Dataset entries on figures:
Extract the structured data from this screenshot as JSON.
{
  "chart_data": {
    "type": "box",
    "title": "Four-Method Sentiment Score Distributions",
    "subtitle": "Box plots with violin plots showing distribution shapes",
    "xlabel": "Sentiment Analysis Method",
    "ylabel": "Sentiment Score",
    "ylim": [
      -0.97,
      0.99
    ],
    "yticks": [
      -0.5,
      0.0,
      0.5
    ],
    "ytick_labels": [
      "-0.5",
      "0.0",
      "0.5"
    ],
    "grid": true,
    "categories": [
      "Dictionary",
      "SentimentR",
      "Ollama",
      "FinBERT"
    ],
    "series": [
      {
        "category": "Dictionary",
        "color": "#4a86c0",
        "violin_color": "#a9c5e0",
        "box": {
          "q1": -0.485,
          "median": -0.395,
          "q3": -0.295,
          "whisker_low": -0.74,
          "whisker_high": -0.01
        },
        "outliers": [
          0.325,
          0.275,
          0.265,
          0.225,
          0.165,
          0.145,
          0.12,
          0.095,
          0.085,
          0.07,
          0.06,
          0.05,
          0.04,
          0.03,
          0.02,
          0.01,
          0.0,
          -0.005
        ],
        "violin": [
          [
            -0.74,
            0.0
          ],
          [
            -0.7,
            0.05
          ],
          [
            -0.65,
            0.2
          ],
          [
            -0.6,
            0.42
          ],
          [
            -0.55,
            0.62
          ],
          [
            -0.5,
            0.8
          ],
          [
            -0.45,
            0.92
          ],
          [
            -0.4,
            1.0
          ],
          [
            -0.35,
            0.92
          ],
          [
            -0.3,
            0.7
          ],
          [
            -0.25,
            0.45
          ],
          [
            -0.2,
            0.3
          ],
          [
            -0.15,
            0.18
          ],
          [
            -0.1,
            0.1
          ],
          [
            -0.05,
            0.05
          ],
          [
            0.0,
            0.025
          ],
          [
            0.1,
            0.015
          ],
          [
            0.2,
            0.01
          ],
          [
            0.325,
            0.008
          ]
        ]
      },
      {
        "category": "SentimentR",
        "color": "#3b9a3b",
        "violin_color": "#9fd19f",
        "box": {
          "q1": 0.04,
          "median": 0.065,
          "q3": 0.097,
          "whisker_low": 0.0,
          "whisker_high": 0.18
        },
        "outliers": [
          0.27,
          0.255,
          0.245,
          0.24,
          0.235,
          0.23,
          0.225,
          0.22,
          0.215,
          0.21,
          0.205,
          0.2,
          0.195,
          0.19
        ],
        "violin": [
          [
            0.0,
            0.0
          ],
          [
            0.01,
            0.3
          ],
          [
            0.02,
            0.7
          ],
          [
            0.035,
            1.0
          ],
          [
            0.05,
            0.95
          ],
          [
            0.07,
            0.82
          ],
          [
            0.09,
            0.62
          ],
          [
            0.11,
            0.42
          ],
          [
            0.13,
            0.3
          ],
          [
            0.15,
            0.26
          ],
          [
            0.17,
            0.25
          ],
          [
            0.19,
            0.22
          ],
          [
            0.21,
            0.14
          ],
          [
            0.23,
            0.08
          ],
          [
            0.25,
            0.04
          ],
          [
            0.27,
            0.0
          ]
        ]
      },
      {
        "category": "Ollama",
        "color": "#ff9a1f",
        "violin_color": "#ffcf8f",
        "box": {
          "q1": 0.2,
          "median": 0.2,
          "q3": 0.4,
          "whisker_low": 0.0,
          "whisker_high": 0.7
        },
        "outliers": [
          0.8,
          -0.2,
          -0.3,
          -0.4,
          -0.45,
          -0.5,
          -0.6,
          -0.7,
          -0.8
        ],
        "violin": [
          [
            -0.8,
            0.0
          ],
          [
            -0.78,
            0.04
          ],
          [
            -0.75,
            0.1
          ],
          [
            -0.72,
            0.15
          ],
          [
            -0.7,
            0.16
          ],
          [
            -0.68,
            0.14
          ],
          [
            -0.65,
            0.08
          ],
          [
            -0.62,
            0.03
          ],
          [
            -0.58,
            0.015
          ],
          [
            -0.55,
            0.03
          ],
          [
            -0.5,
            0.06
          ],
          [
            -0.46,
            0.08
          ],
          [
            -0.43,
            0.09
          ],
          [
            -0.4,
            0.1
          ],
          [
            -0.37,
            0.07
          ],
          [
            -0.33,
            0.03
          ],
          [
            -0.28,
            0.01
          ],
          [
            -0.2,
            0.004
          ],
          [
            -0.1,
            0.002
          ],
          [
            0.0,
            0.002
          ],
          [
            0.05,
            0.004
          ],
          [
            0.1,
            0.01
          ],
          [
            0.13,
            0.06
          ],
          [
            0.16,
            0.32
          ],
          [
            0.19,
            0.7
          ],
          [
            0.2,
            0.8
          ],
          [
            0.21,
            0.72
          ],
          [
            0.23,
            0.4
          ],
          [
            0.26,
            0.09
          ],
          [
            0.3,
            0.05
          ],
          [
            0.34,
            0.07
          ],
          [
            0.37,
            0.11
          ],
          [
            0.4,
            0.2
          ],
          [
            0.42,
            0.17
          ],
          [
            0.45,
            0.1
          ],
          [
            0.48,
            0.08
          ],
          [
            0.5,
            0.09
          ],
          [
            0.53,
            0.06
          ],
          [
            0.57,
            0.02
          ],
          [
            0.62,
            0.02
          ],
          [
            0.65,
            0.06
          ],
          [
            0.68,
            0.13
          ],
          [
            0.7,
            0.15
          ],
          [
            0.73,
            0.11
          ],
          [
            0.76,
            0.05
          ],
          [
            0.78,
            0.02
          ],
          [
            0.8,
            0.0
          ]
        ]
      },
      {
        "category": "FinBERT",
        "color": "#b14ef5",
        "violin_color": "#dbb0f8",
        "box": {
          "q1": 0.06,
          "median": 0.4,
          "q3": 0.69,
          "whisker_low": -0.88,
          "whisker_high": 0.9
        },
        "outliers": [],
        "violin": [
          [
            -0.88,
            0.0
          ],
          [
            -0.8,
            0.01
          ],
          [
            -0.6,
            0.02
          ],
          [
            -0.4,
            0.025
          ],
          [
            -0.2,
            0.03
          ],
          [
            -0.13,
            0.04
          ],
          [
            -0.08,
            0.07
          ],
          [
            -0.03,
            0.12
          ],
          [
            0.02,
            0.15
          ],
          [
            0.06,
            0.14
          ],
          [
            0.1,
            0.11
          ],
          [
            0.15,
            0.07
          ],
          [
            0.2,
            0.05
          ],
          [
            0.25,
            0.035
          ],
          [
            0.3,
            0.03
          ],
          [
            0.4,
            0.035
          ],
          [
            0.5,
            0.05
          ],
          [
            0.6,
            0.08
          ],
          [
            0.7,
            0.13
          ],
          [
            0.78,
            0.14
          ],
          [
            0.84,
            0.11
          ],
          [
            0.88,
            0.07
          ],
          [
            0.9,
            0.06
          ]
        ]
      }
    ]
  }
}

Task objective:
Return every entry exactly as given.

Solution to this exercise:
Extract the structured data from this screenshot as JSON.
{
  "chart_data": {
    "type": "box",
    "title": "Four-Method Sentiment Score Distributions",
    "subtitle": "Box plots with violin plots showing distribution shapes",
    "xlabel": "Sentiment Analysis Method",
    "ylabel": "Sentiment Score",
    "ylim": [
      -0.97,
      0.99
    ],
    "yticks": [
      -0.5,
      0.0,
      0.5
    ],
    "ytick_labels": [
      "-0.5",
      "0.0",
      "0.5"
    ],
    "grid": true,
    "categories": [
      "Dictionary",
      "SentimentR",
      "Ollama",
      "FinBERT"
    ],
    "series": [
      {
        "category": "Dictionary",
        "color": "#4a86c0",
        "violin_color": "#a9c5e0",
        "box": {
          "q1": -0.485,
          "median": -0.395,
          "q3": -0.295,
          "whisker_low": -0.74,
          "whisker_high": -0.01
        },
        "outliers": [
          0.325,
          0.275,
          0.265,
          0.225,
          0.165,
          0.145,
          0.12,
          0.095,
          0.085,
          0.07,
          0.06,
          0.05,
          0.04,
          0.03,
          0.02,
          0.01,
          0.0,
          -0.005
        ],
        "violin": [
          [
            -0.74,
            0.0
          ],
          [
            -0.7,
            0.05
          ],
          [
            -0.65,
            0.2
          ],
          [
            -0.6,
            0.42
          ],
          [
            -0.55,
            0.62
          ],
          [
            -0.5,
            0.8
          ],
          [
            -0.45,
            0.92
          ],
          [
            -0.4,
            1.0
          ],
          [
            -0.35,
            0.92
          ],
          [
            -0.3,
            0.7
          ],
          [
            -0.25,
            0.45
          ],
          [
            -0.2,
            0.3
          ],
          [
            -0.15,
            0.18
          ],
          [
            -0.1,
            0.1
          ],
          [
            -0.05,
            0.05
          ],
          [
            0.0,
            0.025
          ],
          [
            0.1,
            0.015
          ],
          [
            0.2,
            0.01
          ],
          [
            0.325,
            0.008
          ]
        ]
      },
      {
        "category": "SentimentR",
        "color": "#3b9a3b",
        "violin_color": "#9fd19f",
        "box": {
          "q1": 0.04,
          "median": 0.065,
          "q3": 0.097,
          "whisker_low": 0.0,
          "whisker_high": 0.18
        },
        "outliers": [
          0.27,
          0.255,
          0.245,
          0.24,
          0.235,
          0.23,
          0.225,
          0.22,
          0.215,
          0.21,
          0.205,
          0.2,
          0.195,
          0.19
        ],
        "violin": [
          [
            0.0,
            0.0
          ],
          [
            0.01,
            0.3
          ],
          [
            0.02,
            0.7
          ],
          [
            0.035,
            1.0
          ],
          [
            0.05,
            0.95
          ],
          [
            0.07,
            0.82
          ],
          [
            0.09,
            0.62
          ],
          [
            0.11,
            0.42
          ],
          [
            0.13,
            0.3
          ],
          [
            0.15,
            0.26
          ],
          [
            0.17,
            0.25
          ],
          [
            0.19,
            0.22
          ],
          [
            0.21,
            0.14
          ],
          [
            0.23,
            0.08
          ],
          [
            0.25,
            0.04
          ],
          [
            0.27,
            0.0
          ]
        ]
      },
      {
        "category": "Ollama",
        "color": "#ff9a1f",
        "violin_color": "#ffcf8f",
        "box": {
          "q1": 0.2,
          "median": 0.2,
          "q3": 0.4,
          "whisker_low": 0.0,
          "whisker_high": 0.7
        },
        "outliers": [
          0.8,
          -0.2,
          -0.3,
          -0.4,
          -0.45,
          -0.5,
          -0.6,
          -0.7,
          -0.8
        ],
        "violin": [
          [
            -0.8,
            0.0
          ],
          [
            -0.78,
            0.04
          ],
          [
            -0.75,
            0.1
          ],
          [
            -0.72,
            0.15
          ],
          [
            -0.7,
            0.16
          ],
          [
            -0.68,
            0.14
          ],
          [
            -0.65,
            0.08
          ],
          [
            -0.62,
            0.03
          ],
          [
            -0.58,
            0.015
          ],
          [
            -0.55,
            0.03
          ],
          [
            -0.5,
            0.06
          ],
          [
            -0.46,
            0.08
          ],
          [
            -0.43,
            0.09
          ],
          [
            -0.4,
            0.1
          ],
          [
            -0.37,
            0.07
          ],
          [
            -0.33,
            0.03
          ],
          [
            -0.28,
            0.01
          ],
          [
            -0.2,
            0.004
          ],
          [
            -0.1,
            0.002
          ],
          [
            0.0,
            0.002
          ],
          [
            0.05,
            0.004
          ],
          [
            0.1,
            0.01
          ],
          [
            0.13,
            0.06
          ],
          [
            0.16,
            0.32
          ],
          [
            0.19,
            0.7
          ],
          [
            0.2,
            0.8
          ],
          [
            0.21,
            0.72
          ],
          [
            0.23,
            0.4
          ],
          [
            0.26,
            0.09
          ],
          [
            0.3,
            0.05
          ],
          [
            0.34,
            0.07
          ],
          [
            0.37,
            0.11
          ],
          [
            0.4,
            0.2
          ],
          [
            0.42,
            0.17
          ],
          [
            0.45,
            0.1
          ],
          [
            0.48,
            0.08
          ],
          [
            0.5,
            0.09
          ],
          [
            0.53,
            0.06
          ],
          [
            0.57,
            0.02
          ],
          [
            0.62,
            0.02
          ],
          [
            0.65,
            0.06
          ],
          [
            0.68,
            0.13
          ],
          [
            0.7,
            0.15
          ],
          [
            0.73,
            0.11
          ],
          [
            0.76,
            0.05
          ],
          [
            0.78,
            0.02
          ],
          [
            0.8,
            0.0
          ]
        ]
      },
      {
        "category": "FinBERT",
        "color": "#b14ef5",
        "violin_color": "#dbb0f8",
        "box": {
          "q1": 0.06,
          "median": 0.4,
          "q3": 0.69,
          "whisker_low": -0.88,
          "whisker_high": 0.9
        },
        "outliers": [],
        "violin": [
          [
            -0.88,
            0.0
          ],
          [
            -0.8,
            0.01
          ],
          [
            -0.6,
            0.02
          ],
          [
            -0.4,
            0.025
          ],
          [
            -0.2,
            0.03
          ],
          [
            -0.13,
            0.04
          ],
          [
            -0.08,
            0.07
          ],
          [
            -0.03,
            0.12
          ],
          [
            0.02,
            0.15
          ],
          [
            0.06,
            0.14
          ],
          [
            0.1,
            0.11
          ],
          [
            0.15,
            0.07
          ],
          [
            0.2,
            0.05
          ],
          [
            0.25,
            0.035
          ],
          [
            0.3,
            0.03
          ],
          [
            0.4,
            0.035
          ],
          [
            0.5,
            0.05
          ],
          [
            0.6,
            0.08
          ],
          [
            0.7,
            0.13
          ],
          [
            0.78,
            0.14
          ],
          [
            0.84,
            0.11
          ],
          [
            0.88,
            0.07
          ],
          [
            0.9,
            0.06
          ]
        ]
      }
    ]
  }
}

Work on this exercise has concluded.